> [Challenge]
Go through the records and extract every line with the word "лицензией".

> [Data excerpts]
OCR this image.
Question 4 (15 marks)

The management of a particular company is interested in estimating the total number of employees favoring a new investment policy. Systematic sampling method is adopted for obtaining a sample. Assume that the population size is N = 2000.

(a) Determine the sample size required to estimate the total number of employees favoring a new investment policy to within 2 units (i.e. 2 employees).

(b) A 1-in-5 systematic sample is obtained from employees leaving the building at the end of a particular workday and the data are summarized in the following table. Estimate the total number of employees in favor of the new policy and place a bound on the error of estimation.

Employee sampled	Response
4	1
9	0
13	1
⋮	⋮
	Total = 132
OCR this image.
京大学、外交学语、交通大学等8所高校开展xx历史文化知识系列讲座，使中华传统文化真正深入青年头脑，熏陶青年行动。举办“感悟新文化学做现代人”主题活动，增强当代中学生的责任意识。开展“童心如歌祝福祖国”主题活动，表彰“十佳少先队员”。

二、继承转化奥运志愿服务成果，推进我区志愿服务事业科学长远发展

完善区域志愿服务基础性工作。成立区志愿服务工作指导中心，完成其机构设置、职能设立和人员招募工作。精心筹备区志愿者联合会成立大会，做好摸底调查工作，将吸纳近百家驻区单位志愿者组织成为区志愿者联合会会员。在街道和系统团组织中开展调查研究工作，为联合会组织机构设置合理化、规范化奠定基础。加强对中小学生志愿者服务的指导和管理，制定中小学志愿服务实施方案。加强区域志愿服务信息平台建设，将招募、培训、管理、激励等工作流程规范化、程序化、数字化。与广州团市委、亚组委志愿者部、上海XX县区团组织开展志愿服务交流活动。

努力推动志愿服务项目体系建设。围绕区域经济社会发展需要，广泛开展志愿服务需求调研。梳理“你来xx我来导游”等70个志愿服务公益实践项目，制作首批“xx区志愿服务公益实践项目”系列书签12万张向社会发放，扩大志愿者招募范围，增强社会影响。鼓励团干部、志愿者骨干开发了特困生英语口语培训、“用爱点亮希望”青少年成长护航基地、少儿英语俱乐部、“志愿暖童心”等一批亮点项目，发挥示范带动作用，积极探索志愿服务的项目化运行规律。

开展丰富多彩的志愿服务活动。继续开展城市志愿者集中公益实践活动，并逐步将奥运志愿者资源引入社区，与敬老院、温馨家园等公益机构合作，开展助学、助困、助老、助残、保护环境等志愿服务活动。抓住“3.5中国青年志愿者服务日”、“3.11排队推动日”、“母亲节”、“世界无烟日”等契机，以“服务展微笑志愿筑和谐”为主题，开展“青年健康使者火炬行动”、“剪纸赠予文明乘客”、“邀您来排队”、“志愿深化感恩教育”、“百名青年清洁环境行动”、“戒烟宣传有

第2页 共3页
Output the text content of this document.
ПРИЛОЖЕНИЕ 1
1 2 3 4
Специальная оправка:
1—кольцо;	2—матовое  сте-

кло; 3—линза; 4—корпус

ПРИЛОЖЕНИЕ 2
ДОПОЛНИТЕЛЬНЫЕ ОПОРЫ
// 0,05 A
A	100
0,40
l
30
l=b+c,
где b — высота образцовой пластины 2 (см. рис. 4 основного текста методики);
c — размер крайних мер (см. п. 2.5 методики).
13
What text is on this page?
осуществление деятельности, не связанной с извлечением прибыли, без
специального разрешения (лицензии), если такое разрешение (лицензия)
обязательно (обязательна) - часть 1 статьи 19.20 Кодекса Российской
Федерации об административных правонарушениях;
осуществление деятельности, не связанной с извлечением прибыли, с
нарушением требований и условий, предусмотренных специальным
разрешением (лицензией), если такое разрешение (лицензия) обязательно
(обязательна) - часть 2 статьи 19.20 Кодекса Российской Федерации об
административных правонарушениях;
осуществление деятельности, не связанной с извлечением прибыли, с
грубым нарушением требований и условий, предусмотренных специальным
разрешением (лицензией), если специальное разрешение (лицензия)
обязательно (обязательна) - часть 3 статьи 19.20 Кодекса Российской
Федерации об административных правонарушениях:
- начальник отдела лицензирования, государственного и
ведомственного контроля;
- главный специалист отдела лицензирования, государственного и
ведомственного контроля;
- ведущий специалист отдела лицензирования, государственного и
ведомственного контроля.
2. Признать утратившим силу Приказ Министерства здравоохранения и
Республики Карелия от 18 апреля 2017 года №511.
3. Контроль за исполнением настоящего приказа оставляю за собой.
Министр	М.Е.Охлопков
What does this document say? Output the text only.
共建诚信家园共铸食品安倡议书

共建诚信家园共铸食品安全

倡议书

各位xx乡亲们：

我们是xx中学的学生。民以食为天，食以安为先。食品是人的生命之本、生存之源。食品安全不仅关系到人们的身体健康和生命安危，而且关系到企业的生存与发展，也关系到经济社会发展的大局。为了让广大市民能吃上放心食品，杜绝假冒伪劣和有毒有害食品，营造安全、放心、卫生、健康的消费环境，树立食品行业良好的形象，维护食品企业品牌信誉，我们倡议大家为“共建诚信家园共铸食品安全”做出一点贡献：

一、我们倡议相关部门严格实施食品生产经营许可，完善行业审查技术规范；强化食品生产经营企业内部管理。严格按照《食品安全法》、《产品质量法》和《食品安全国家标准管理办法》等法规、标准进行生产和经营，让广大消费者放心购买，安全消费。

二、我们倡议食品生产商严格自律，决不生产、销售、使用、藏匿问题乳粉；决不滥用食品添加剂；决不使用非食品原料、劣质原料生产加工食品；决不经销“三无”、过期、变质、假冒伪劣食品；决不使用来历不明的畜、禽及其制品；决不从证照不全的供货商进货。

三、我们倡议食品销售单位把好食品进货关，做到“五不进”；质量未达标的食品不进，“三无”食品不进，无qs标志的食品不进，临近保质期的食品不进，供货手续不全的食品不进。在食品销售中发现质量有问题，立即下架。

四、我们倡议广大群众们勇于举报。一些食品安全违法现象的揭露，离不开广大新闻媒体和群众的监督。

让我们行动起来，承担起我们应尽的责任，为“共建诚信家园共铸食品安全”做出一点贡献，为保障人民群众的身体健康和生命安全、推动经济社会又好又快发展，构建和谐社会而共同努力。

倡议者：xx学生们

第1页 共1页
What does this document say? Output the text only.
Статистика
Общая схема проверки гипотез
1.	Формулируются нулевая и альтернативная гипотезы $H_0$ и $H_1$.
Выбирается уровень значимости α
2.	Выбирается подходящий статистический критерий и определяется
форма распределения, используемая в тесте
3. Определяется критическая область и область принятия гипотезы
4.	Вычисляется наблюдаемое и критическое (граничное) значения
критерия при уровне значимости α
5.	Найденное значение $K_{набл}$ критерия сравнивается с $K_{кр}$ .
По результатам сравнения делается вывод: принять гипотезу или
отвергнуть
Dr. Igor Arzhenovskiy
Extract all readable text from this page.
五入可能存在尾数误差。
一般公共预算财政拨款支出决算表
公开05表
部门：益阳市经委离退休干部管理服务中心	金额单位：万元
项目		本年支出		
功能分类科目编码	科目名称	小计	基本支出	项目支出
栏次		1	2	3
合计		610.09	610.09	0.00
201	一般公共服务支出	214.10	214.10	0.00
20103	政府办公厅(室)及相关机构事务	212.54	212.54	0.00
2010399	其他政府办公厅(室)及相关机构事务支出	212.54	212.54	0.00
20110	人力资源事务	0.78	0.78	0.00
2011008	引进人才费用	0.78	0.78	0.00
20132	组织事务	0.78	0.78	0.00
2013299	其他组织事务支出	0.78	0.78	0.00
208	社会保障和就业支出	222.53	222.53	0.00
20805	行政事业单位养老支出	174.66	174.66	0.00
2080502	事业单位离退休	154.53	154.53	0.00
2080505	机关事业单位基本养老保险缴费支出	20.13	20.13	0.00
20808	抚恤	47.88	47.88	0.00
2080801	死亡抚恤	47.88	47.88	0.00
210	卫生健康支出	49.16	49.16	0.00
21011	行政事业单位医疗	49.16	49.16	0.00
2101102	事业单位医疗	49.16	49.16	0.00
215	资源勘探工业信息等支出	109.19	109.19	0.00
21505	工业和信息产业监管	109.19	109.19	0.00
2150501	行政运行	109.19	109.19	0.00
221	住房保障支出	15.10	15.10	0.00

> [Exercise answer]
разрешением (лицензией), если такое разрешение (лицензия) обязательно
разрешением (лицензией), если специальное разрешение (лицензия)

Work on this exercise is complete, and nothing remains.